>>>>>

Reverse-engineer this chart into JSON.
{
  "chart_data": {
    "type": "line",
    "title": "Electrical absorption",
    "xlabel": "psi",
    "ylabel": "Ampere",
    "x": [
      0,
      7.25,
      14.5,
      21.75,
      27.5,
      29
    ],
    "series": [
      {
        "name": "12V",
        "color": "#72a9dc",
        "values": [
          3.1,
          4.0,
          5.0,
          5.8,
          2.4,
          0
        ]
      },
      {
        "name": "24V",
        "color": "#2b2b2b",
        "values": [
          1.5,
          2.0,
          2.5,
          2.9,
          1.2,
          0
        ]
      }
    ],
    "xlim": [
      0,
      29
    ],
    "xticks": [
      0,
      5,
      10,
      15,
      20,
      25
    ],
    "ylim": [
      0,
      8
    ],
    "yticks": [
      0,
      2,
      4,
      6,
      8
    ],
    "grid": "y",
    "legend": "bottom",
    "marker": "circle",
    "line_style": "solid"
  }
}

<<<<<
>>>>>

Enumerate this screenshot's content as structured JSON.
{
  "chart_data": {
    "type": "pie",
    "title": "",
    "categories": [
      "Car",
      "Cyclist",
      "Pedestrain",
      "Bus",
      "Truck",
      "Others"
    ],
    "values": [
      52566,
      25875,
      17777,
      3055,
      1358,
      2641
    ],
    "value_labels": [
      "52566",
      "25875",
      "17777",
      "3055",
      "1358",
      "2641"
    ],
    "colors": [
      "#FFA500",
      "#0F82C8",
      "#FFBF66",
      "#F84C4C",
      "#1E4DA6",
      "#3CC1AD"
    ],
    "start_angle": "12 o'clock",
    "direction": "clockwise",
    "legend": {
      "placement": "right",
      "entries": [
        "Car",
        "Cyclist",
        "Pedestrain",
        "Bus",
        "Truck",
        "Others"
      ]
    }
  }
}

<<<<<
>>>>>

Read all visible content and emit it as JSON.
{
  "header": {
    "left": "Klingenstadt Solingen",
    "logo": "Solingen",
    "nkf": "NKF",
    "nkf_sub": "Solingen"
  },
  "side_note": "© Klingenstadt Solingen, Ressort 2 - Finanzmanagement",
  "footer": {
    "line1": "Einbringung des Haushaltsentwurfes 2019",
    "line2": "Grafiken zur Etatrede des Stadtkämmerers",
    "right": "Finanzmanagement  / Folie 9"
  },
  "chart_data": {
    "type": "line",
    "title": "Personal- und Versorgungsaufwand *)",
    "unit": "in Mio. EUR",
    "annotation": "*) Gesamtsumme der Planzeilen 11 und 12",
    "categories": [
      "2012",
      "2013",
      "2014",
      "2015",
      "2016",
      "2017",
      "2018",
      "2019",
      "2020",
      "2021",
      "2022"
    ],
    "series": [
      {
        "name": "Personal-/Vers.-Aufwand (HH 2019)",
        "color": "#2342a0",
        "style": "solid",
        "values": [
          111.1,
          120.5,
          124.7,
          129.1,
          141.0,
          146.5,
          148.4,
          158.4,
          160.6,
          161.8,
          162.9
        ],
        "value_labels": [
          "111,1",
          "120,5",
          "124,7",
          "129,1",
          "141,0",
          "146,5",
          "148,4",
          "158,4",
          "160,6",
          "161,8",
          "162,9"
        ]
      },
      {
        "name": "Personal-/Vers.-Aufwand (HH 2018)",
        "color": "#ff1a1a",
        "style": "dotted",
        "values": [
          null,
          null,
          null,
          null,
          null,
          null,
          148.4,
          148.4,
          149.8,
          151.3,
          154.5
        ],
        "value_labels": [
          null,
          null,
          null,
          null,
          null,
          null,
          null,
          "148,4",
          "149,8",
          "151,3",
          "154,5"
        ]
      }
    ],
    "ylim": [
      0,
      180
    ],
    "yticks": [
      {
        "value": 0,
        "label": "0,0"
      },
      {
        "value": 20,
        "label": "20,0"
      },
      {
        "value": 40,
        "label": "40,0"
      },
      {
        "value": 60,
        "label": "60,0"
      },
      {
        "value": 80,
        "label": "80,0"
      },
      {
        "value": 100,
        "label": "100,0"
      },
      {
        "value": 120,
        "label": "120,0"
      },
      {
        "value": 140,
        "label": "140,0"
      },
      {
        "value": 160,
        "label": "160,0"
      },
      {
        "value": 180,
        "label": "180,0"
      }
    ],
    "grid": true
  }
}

<<<<<

= Task description =
Using the records above, list each line that includes "content".

= Expected output =
Enumerate this screenshot's content as structured JSON.
Read all visible content and emit it as JSON.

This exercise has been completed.